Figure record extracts
____________

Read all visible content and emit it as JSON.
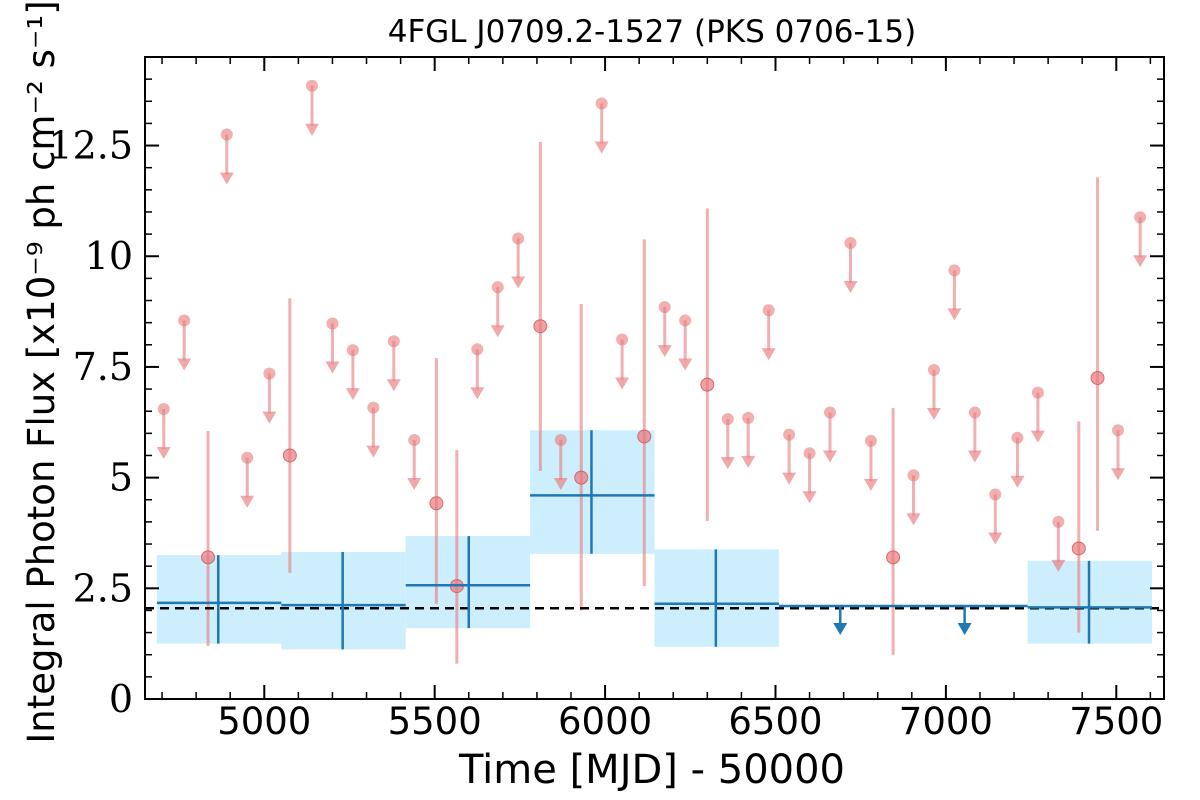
{
  "chart_data": {
    "type": "scatter",
    "title": "4FGL J0709.2-1527 (PKS 0706-15)",
    "xlabel": "Time [MJD] - 50000",
    "ylabel": "Integral Photon Flux [x10⁻⁹ ph cm⁻² s⁻¹]",
    "xlim": [
      4650,
      7640
    ],
    "ylim": [
      0,
      14.5
    ],
    "xticks": [
      5000,
      5500,
      6000,
      6500,
      7000,
      7500
    ],
    "xtick_labels": [
      "5000",
      "5500",
      "6000",
      "6500",
      "7000",
      "7500"
    ],
    "yticks": [
      0,
      2.5,
      5,
      7.5,
      10,
      12.5
    ],
    "ytick_labels": [
      "0",
      "2.5",
      "5",
      "7.5",
      "10",
      "12.5"
    ],
    "grid": false,
    "reference_line": {
      "y": 2.05,
      "style": "dashed"
    },
    "colors": {
      "short_bins": "#e8797c",
      "long_bins": "#1f77b4",
      "long_bin_band": "#cdeefc",
      "reference": "#000000"
    },
    "series": [
      {
        "detections": [
          {
            "x": 4835,
            "y": 3.2,
            "ylo": 1.2,
            "yhi": 6.05
          },
          {
            "x": 5075,
            "y": 5.5,
            "ylo": 2.85,
            "yhi": 9.05
          },
          {
            "x": 5505,
            "y": 4.42,
            "ylo": 2.15,
            "yhi": 7.7
          },
          {
            "x": 5565,
            "y": 2.55,
            "ylo": 0.8,
            "yhi": 5.62
          },
          {
            "x": 5810,
            "y": 8.42,
            "ylo": 5.15,
            "yhi": 12.58
          },
          {
            "x": 5930,
            "y": 5.0,
            "ylo": 2.0,
            "yhi": 8.92
          },
          {
            "x": 6115,
            "y": 5.93,
            "ylo": 2.55,
            "yhi": 10.38
          },
          {
            "x": 6300,
            "y": 7.1,
            "ylo": 4.02,
            "yhi": 11.08
          },
          {
            "x": 6845,
            "y": 3.2,
            "ylo": 1.0,
            "yhi": 6.57
          },
          {
            "x": 7390,
            "y": 3.4,
            "ylo": 1.5,
            "yhi": 6.27
          },
          {
            "x": 7445,
            "y": 7.25,
            "ylo": 3.8,
            "yhi": 11.78
          }
        ],
        "upper_limits": [
          {
            "x": 4705,
            "y": 6.55
          },
          {
            "x": 4765,
            "y": 8.55
          },
          {
            "x": 4890,
            "y": 12.75
          },
          {
            "x": 4950,
            "y": 5.45
          },
          {
            "x": 5015,
            "y": 7.35
          },
          {
            "x": 5140,
            "y": 13.85
          },
          {
            "x": 5200,
            "y": 8.48
          },
          {
            "x": 5260,
            "y": 7.88
          },
          {
            "x": 5320,
            "y": 6.58
          },
          {
            "x": 5380,
            "y": 8.08
          },
          {
            "x": 5440,
            "y": 5.85
          },
          {
            "x": 5625,
            "y": 7.9
          },
          {
            "x": 5685,
            "y": 9.3
          },
          {
            "x": 5745,
            "y": 10.4
          },
          {
            "x": 5870,
            "y": 5.85
          },
          {
            "x": 5990,
            "y": 13.45
          },
          {
            "x": 6050,
            "y": 8.12
          },
          {
            "x": 6175,
            "y": 8.85
          },
          {
            "x": 6235,
            "y": 8.55
          },
          {
            "x": 6360,
            "y": 6.32
          },
          {
            "x": 6420,
            "y": 6.35
          },
          {
            "x": 6480,
            "y": 8.78
          },
          {
            "x": 6540,
            "y": 5.97
          },
          {
            "x": 6600,
            "y": 5.55
          },
          {
            "x": 6660,
            "y": 6.47
          },
          {
            "x": 6720,
            "y": 10.3
          },
          {
            "x": 6780,
            "y": 5.83
          },
          {
            "x": 6905,
            "y": 5.05
          },
          {
            "x": 6965,
            "y": 7.43
          },
          {
            "x": 7025,
            "y": 9.68
          },
          {
            "x": 7085,
            "y": 6.47
          },
          {
            "x": 7145,
            "y": 4.62
          },
          {
            "x": 7210,
            "y": 5.9
          },
          {
            "x": 7270,
            "y": 6.92
          },
          {
            "x": 7330,
            "y": 4.0
          },
          {
            "x": 7505,
            "y": 6.07
          },
          {
            "x": 7570,
            "y": 10.88
          }
        ]
      },
      {
        "detections": [
          {
            "x0": 4685,
            "x1": 5050,
            "xc": 4865,
            "y": 2.17,
            "ylo": 1.25,
            "yhi": 3.25
          },
          {
            "x0": 5050,
            "x1": 5415,
            "xc": 5230,
            "y": 2.12,
            "ylo": 1.12,
            "yhi": 3.32
          },
          {
            "x0": 5415,
            "x1": 5780,
            "xc": 5600,
            "y": 2.57,
            "ylo": 1.6,
            "yhi": 3.68
          },
          {
            "x0": 5780,
            "x1": 6145,
            "xc": 5960,
            "y": 4.6,
            "ylo": 3.28,
            "yhi": 6.07
          },
          {
            "x0": 6145,
            "x1": 6510,
            "xc": 6325,
            "y": 2.15,
            "ylo": 1.18,
            "yhi": 3.38
          },
          {
            "x0": 7240,
            "x1": 7605,
            "xc": 7420,
            "y": 2.07,
            "ylo": 1.25,
            "yhi": 3.12
          }
        ],
        "upper_limits": [
          {
            "x0": 6510,
            "x1": 6875,
            "xc": 6690,
            "y": 2.1
          },
          {
            "x0": 6875,
            "x1": 7240,
            "xc": 7055,
            "y": 2.1
          }
        ]
      }
    ]
  }
}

____________

Problem to solve: Copy the records above exactly, leaving out every picture.

Result for this task:
Read all visible content and emit it as JSON.
{
  "chart_data": {
    "type": "scatter",
    "title": "4FGL J0709.2-1527 (PKS 0706-15)",
    "xlabel": "Time [MJD] - 50000",
    "ylabel": "Integral Photon Flux [x10⁻⁹ ph cm⁻² s⁻¹]",
    "xlim": [
      4650,
      7640
    ],
    "ylim": [
      0,
      14.5
    ],
    "xticks": [
      5000,
      5500,
      6000,
      6500,
      7000,
      7500
    ],
    "xtick_labels": [
      "5000",
      "5500",
      "6000",
      "6500",
      "7000",
      "7500"
    ],
    "yticks": [
      0,
      2.5,
      5,
      7.5,
      10,
      12.5
    ],
    "ytick_labels": [
      "0",
      "2.5",
      "5",
      "7.5",
      "10",
      "12.5"
    ],
    "grid": false,
    "reference_line": {
      "y": 2.05,
      "style": "dashed"
    },
    "colors": {
      "short_bins": "#e8797c",
      "long_bins": "#1f77b4",
      "long_bin_band": "#cdeefc",
      "reference": "#000000"
    },
    "series": [
      {
        "detections": [
          {
            "x": 4835,
            "y": 3.2,
            "ylo": 1.2,
            "yhi": 6.05
          },
          {
            "x": 5075,
            "y": 5.5,
            "ylo": 2.85,
            "yhi": 9.05
          },
          {
            "x": 5505,
            "y": 4.42,
            "ylo": 2.15,
            "yhi": 7.7
          },
          {
            "x": 5565,
            "y": 2.55,
            "ylo": 0.8,
            "yhi": 5.62
          },
          {
            "x": 5810,
            "y": 8.42,
            "ylo": 5.15,
            "yhi": 12.58
          },
          {
            "x": 5930,
            "y": 5.0,
            "ylo": 2.0,
            "yhi": 8.92
          },
          {
            "x": 6115,
            "y": 5.93,
            "ylo": 2.55,
            "yhi": 10.38
          },
          {
            "x": 6300,
            "y": 7.1,
            "ylo": 4.02,
            "yhi": 11.08
          },
          {
            "x": 6845,
            "y": 3.2,
            "ylo": 1.0,
            "yhi": 6.57
          },
          {
            "x": 7390,
            "y": 3.4,
            "ylo": 1.5,
            "yhi": 6.27
          },
          {
            "x": 7445,
            "y": 7.25,
            "ylo": 3.8,
            "yhi": 11.78
          }
        ],
        "upper_limits": [
          {
            "x": 4705,
            "y": 6.55
          },
          {
            "x": 4765,
            "y": 8.55
          },
          {
            "x": 4890,
            "y": 12.75
          },
          {
            "x": 4950,
            "y": 5.45
          },
          {
            "x": 5015,
            "y": 7.35
          },
          {
            "x": 5140,
            "y": 13.85
          },
          {
            "x": 5200,
            "y": 8.48
          },
          {
            "x": 5260,
            "y": 7.88
          },
          {
            "x": 5320,
            "y": 6.58
          },
          {
            "x": 5380,
            "y": 8.08
          },
          {
            "x": 5440,
            "y": 5.85
          },
          {
            "x": 5625,
            "y": 7.9
          },
          {
            "x": 5685,
            "y": 9.3
          },
          {
            "x": 5745,
            "y": 10.4
          },
          {
            "x": 5870,
            "y": 5.85
          },
          {
            "x": 5990,
            "y": 13.45
          },
          {
            "x": 6050,
            "y": 8.12
          },
          {
            "x": 6175,
            "y": 8.85
          },
          {
            "x": 6235,
            "y": 8.55
          },
          {
            "x": 6360,
            "y": 6.32
          },
          {
            "x": 6420,
            "y": 6.35
          },
          {
            "x": 6480,
            "y": 8.78
          },
          {
            "x": 6540,
            "y": 5.97
          },
          {
            "x": 6600,
            "y": 5.55
          },
          {
            "x": 6660,
            "y": 6.47
          },
          {
            "x": 6720,
            "y": 10.3
          },
          {
            "x": 6780,
            "y": 5.83
          },
          {
            "x": 6905,
            "y": 5.05
          },
          {
            "x": 6965,
            "y": 7.43
          },
          {
            "x": 7025,
            "y": 9.68
          },
          {
            "x": 7085,
            "y": 6.47
          },
          {
            "x": 7145,
            "y": 4.62
          },
          {
            "x": 7210,
            "y": 5.9
          },
          {
            "x": 7270,
            "y": 6.92
          },
          {
            "x": 7330,
            "y": 4.0
          },
          {
            "x": 7505,
            "y": 6.07
          },
          {
            "x": 7570,
            "y": 10.88
          }
        ]
      },
      {
        "detections": [
          {
            "x0": 4685,
            "x1": 5050,
            "xc": 4865,
            "y": 2.17,
            "ylo": 1.25,
            "yhi": 3.25
          },
          {
            "x0": 5050,
            "x1": 5415,
            "xc": 5230,
            "y": 2.12,
            "ylo": 1.12,
            "yhi": 3.32
          },
          {
            "x0": 5415,
            "x1": 5780,
            "xc": 5600,
            "y": 2.57,
            "ylo": 1.6,
            "yhi": 3.68
          },
          {
            "x0": 5780,
            "x1": 6145,
            "xc": 5960,
            "y": 4.6,
            "ylo": 3.28,
            "yhi": 6.07
          },
          {
            "x0": 6145,
            "x1": 6510,
            "xc": 6325,
            "y": 2.15,
            "ylo": 1.18,
            "yhi": 3.38
          },
          {
            "x0": 7240,
            "x1": 7605,
            "xc": 7420,
            "y": 2.07,
            "ylo": 1.25,
            "yhi": 3.12
          }
        ],
        "upper_limits": [
          {
            "x0": 6510,
            "x1": 6875,
            "xc": 6690,
            "y": 2.1
          },
          {
            "x0": 6875,
            "x1": 7240,
            "xc": 7055,
            "y": 2.1
          }
        ]
      }
    ]
  }
}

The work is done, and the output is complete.